YOUR INSTRUCTIONS: Can you output the material exactly as written, minus any pictures it holds?

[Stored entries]
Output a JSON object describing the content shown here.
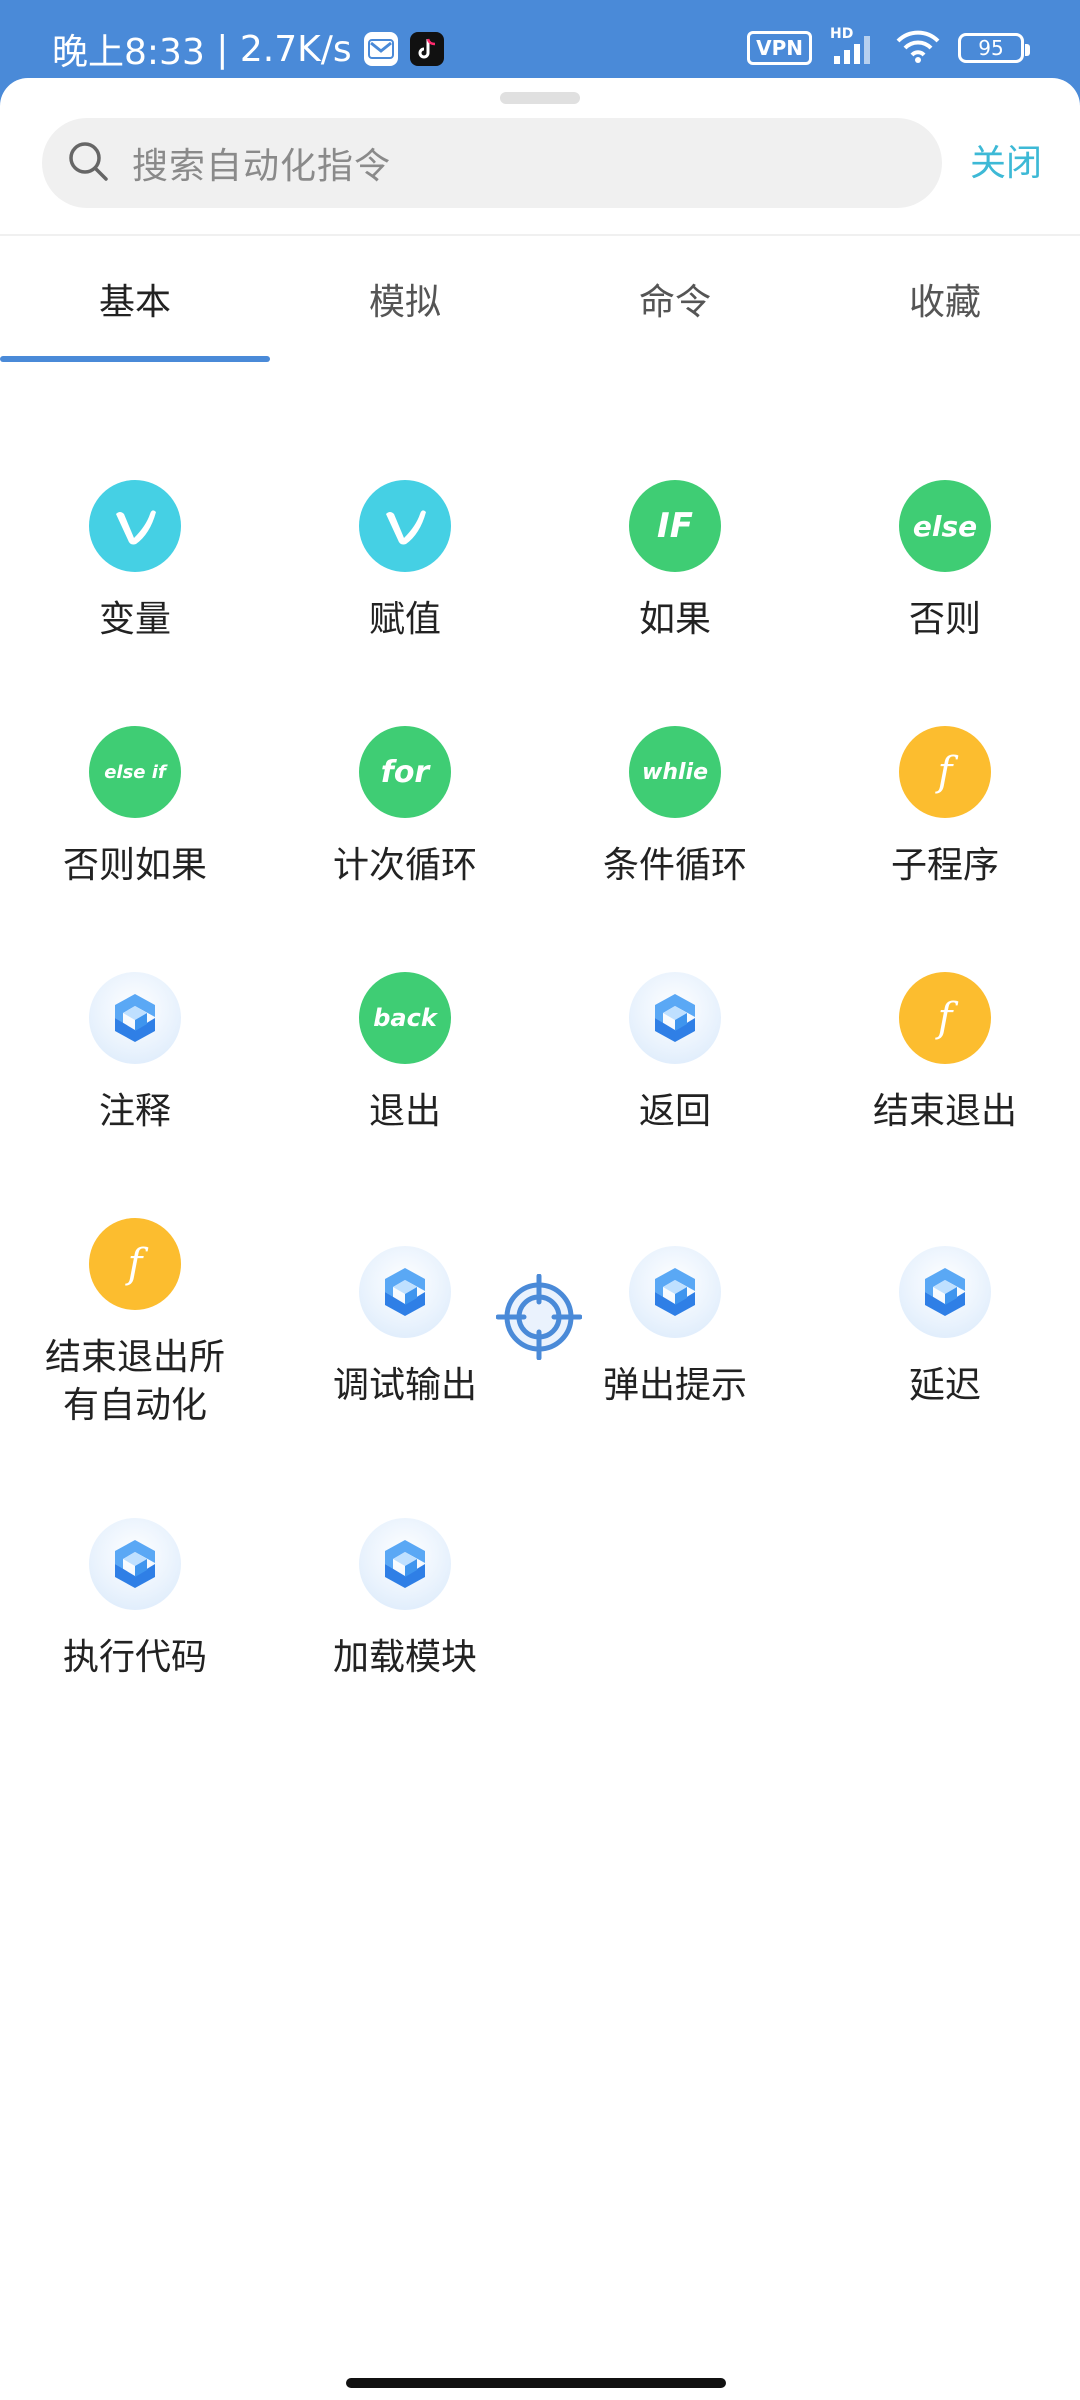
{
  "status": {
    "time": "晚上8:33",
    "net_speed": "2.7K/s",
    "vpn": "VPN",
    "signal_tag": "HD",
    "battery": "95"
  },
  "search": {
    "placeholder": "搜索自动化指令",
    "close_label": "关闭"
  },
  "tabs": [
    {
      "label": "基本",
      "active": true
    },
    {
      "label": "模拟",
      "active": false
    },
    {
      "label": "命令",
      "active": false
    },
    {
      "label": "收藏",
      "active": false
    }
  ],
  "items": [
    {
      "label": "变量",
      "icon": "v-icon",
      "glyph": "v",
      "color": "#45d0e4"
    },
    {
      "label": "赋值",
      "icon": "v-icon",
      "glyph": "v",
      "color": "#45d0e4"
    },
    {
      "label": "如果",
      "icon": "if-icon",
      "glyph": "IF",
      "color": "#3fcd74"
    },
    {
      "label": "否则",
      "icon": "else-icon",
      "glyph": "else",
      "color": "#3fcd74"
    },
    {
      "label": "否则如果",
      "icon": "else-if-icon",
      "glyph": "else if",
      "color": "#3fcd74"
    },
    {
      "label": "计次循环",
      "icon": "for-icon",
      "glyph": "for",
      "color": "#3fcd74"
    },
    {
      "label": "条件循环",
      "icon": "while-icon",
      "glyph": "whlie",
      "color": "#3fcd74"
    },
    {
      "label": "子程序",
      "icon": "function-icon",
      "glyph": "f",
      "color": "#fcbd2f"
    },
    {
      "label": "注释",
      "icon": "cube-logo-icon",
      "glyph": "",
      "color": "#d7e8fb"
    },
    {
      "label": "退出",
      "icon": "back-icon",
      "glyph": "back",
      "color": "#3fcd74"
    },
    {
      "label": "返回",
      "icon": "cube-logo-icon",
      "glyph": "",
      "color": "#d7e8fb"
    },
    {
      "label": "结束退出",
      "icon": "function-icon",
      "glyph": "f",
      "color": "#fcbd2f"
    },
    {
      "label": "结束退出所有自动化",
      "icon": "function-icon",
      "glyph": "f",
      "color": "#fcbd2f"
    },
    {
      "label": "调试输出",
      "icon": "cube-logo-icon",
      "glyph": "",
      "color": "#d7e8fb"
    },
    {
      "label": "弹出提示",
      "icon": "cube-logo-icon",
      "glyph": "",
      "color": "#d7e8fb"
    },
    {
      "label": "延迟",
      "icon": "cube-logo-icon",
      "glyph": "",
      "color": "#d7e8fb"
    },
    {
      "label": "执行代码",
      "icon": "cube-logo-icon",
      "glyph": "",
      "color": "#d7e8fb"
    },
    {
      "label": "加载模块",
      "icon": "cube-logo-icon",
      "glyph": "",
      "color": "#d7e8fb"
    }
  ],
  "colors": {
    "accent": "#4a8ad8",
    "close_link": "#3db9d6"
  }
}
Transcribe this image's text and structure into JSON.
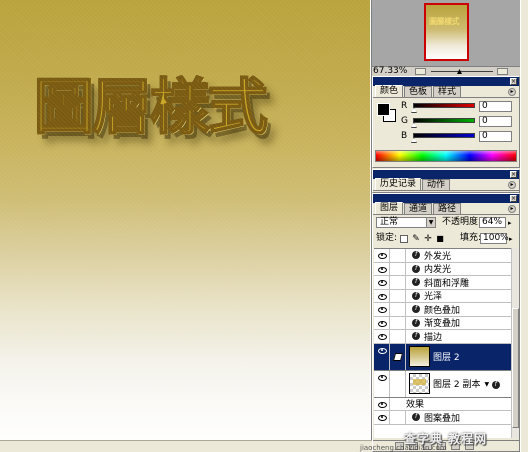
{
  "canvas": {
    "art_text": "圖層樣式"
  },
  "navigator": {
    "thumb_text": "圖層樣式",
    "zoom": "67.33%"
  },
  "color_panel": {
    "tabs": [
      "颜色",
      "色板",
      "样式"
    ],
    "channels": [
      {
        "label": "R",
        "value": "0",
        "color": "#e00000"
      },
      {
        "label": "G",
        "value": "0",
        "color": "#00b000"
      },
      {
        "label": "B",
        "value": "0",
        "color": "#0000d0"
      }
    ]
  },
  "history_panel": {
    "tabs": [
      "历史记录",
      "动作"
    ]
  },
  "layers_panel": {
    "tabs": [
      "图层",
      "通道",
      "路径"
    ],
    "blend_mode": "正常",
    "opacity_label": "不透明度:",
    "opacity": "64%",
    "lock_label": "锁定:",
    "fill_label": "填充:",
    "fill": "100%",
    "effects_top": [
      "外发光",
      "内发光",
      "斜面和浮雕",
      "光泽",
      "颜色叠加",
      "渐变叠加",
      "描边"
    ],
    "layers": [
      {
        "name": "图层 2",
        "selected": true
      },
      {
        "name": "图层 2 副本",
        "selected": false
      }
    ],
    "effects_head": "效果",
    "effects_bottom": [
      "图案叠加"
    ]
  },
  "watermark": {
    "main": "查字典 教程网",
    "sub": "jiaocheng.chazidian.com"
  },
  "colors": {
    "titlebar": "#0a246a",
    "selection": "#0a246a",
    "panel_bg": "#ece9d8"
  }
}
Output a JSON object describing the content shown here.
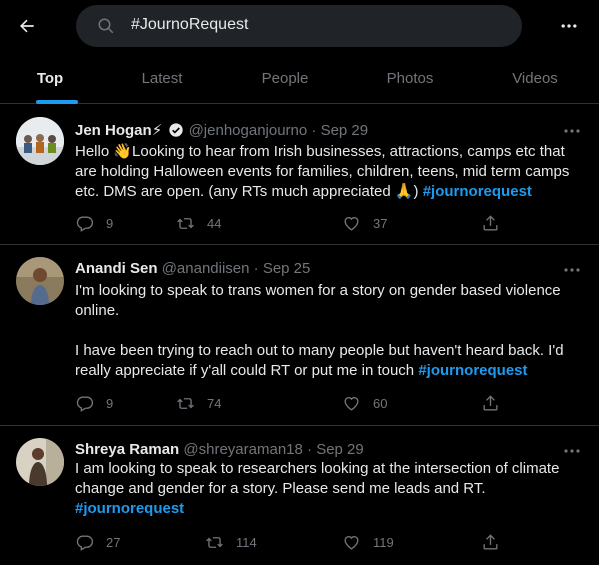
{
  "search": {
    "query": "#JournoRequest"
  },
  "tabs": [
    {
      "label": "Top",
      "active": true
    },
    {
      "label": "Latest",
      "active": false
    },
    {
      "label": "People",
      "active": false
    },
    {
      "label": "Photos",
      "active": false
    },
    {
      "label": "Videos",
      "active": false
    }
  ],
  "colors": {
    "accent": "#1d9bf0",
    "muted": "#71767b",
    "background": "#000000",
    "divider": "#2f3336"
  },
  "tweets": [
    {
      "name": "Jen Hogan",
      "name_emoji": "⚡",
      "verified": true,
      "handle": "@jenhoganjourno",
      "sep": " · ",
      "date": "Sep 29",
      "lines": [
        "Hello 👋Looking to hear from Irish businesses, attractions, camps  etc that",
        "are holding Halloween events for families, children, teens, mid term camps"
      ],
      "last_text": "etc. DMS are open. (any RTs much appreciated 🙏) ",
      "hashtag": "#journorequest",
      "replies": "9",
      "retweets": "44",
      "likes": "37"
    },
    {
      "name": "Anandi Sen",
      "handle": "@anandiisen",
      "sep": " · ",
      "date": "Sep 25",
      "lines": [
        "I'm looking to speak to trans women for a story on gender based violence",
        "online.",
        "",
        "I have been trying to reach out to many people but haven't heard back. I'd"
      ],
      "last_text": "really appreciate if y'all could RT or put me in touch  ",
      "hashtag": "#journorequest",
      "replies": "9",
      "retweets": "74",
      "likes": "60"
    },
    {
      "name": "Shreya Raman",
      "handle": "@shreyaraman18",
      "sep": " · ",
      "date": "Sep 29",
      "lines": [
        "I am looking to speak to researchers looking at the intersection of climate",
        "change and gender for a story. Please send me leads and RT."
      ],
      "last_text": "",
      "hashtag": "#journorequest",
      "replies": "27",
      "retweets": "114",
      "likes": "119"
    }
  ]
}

FINAL RESULT:
Output a JSON object describing the content shown here.
{
  "status": {
    "time": "晚上8:33",
    "net_speed": "2.7K/s",
    "vpn": "VPN",
    "signal_tag": "HD",
    "battery": "95"
  },
  "search": {
    "placeholder": "搜索自动化指令",
    "close_label": "关闭"
  },
  "tabs": [
    {
      "label": "基本",
      "active": true
    },
    {
      "label": "模拟",
      "active": false
    },
    {
      "label": "命令",
      "active": false
    },
    {
      "label": "收藏",
      "active": false
    }
  ],
  "items": [
    {
      "label": "变量",
      "icon": "v-icon",
      "glyph": "v",
      "color": "#45d0e4"
    },
    {
      "label": "赋值",
      "icon": "v-icon",
      "glyph": "v",
      "color": "#45d0e4"
    },
    {
      "label": "如果",
      "icon": "if-icon",
      "glyph": "IF",
      "color": "#3fcd74"
    },
    {
      "label": "否则",
      "icon": "else-icon",
      "glyph": "else",
      "color": "#3fcd74"
    },
    {
      "label": "否则如果",
      "icon": "else-if-icon",
      "glyph": "else if",
      "color": "#3fcd74"
    },
    {
      "label": "计次循环",
      "icon": "for-icon",
      "glyph": "for",
      "color": "#3fcd74"
    },
    {
      "label": "条件循环",
      "icon": "while-icon",
      "glyph": "whlie",
      "color": "#3fcd74"
    },
    {
      "label": "子程序",
      "icon": "function-icon",
      "glyph": "f",
      "color": "#fcbd2f"
    },
    {
      "label": "注释",
      "icon": "cube-logo-icon",
      "glyph": "",
      "color": "#d7e8fb"
    },
    {
      "label": "退出",
      "icon": "back-icon",
      "glyph": "back",
      "color": "#3fcd74"
    },
    {
      "label": "返回",
      "icon": "cube-logo-icon",
      "glyph": "",
      "color": "#d7e8fb"
    },
    {
      "label": "结束退出",
      "icon": "function-icon",
      "glyph": "f",
      "color": "#fcbd2f"
    },
    {
      "label": "结束退出所有自动化",
      "icon": "function-icon",
      "glyph": "f",
      "color": "#fcbd2f"
    },
    {
      "label": "调试输出",
      "icon": "cube-logo-icon",
      "glyph": "",
      "color": "#d7e8fb"
    },
    {
      "label": "弹出提示",
      "icon": "cube-logo-icon",
      "glyph": "",
      "color": "#d7e8fb"
    },
    {
      "label": "延迟",
      "icon": "cube-logo-icon",
      "glyph": "",
      "color": "#d7e8fb"
    },
    {
      "label": "执行代码",
      "icon": "cube-logo-icon",
      "glyph": "",
      "color": "#d7e8fb"
    },
    {
      "label": "加载模块",
      "icon": "cube-logo-icon",
      "glyph": "",
      "color": "#d7e8fb"
    }
  ],
  "colors": {
    "accent": "#4a8ad8",
    "close_link": "#3db9d6"
  }
}
Transcribe this image's text and structure into JSON.
{
  "canvas": {
    "art_text": "圖層樣式"
  },
  "navigator": {
    "thumb_text": "圖層樣式",
    "zoom": "67.33%"
  },
  "color_panel": {
    "tabs": [
      "颜色",
      "色板",
      "样式"
    ],
    "channels": [
      {
        "label": "R",
        "value": "0",
        "color": "#e00000"
      },
      {
        "label": "G",
        "value": "0",
        "color": "#00b000"
      },
      {
        "label": "B",
        "value": "0",
        "color": "#0000d0"
      }
    ]
  },
  "history_panel": {
    "tabs": [
      "历史记录",
      "动作"
    ]
  },
  "layers_panel": {
    "tabs": [
      "图层",
      "通道",
      "路径"
    ],
    "blend_mode": "正常",
    "opacity_label": "不透明度:",
    "opacity": "64%",
    "lock_label": "锁定:",
    "fill_label": "填充:",
    "fill": "100%",
    "effects_top": [
      "外发光",
      "内发光",
      "斜面和浮雕",
      "光泽",
      "颜色叠加",
      "渐变叠加",
      "描边"
    ],
    "layers": [
      {
        "name": "图层 2",
        "selected": true
      },
      {
        "name": "图层 2 副本",
        "selected": false
      }
    ],
    "effects_head": "效果",
    "effects_bottom": [
      "图案叠加"
    ]
  },
  "watermark": {
    "main": "查字典 教程网",
    "sub": "jiaocheng.chazidian.com"
  },
  "colors": {
    "titlebar": "#0a246a",
    "selection": "#0a246a",
    "panel_bg": "#ece9d8"
  }
}
Output a JSON object describing the content shown here.
{
  "search": {
    "query": "#JournoRequest"
  },
  "tabs": [
    {
      "label": "Top",
      "active": true
    },
    {
      "label": "Latest",
      "active": false
    },
    {
      "label": "People",
      "active": false
    },
    {
      "label": "Photos",
      "active": false
    },
    {
      "label": "Videos",
      "active": false
    }
  ],
  "colors": {
    "accent": "#1d9bf0",
    "muted": "#71767b",
    "background": "#000000",
    "divider": "#2f3336"
  },
  "tweets": [
    {
      "name": "Jen Hogan",
      "name_emoji": "⚡",
      "verified": true,
      "handle": "@jenhoganjourno",
      "sep": " · ",
      "date": "Sep 29",
      "lines": [
        "Hello 👋Looking to hear from Irish businesses, attractions, camps  etc that",
        "are holding Halloween events for families, children, teens, mid term camps"
      ],
      "last_text": "etc. DMS are open. (any RTs much appreciated 🙏) ",
      "hashtag": "#journorequest",
      "replies": "9",
      "retweets": "44",
      "likes": "37"
    },
    {
      "name": "Anandi Sen",
      "handle": "@anandiisen",
      "sep": " · ",
      "date": "Sep 25",
      "lines": [
        "I'm looking to speak to trans women for a story on gender based violence",
        "online.",
        "",
        "I have been trying to reach out to many people but haven't heard back. I'd"
      ],
      "last_text": "really appreciate if y'all could RT or put me in touch  ",
      "hashtag": "#journorequest",
      "replies": "9",
      "retweets": "74",
      "likes": "60"
    },
    {
      "name": "Shreya Raman",
      "handle": "@shreyaraman18",
      "sep": " · ",
      "date": "Sep 29",
      "lines": [
        "I am looking to speak to researchers looking at the intersection of climate",
        "change and gender for a story. Please send me leads and RT."
      ],
      "last_text": "",
      "hashtag": "#journorequest",
      "replies": "27",
      "retweets": "114",
      "likes": "119"
    }
  ]
}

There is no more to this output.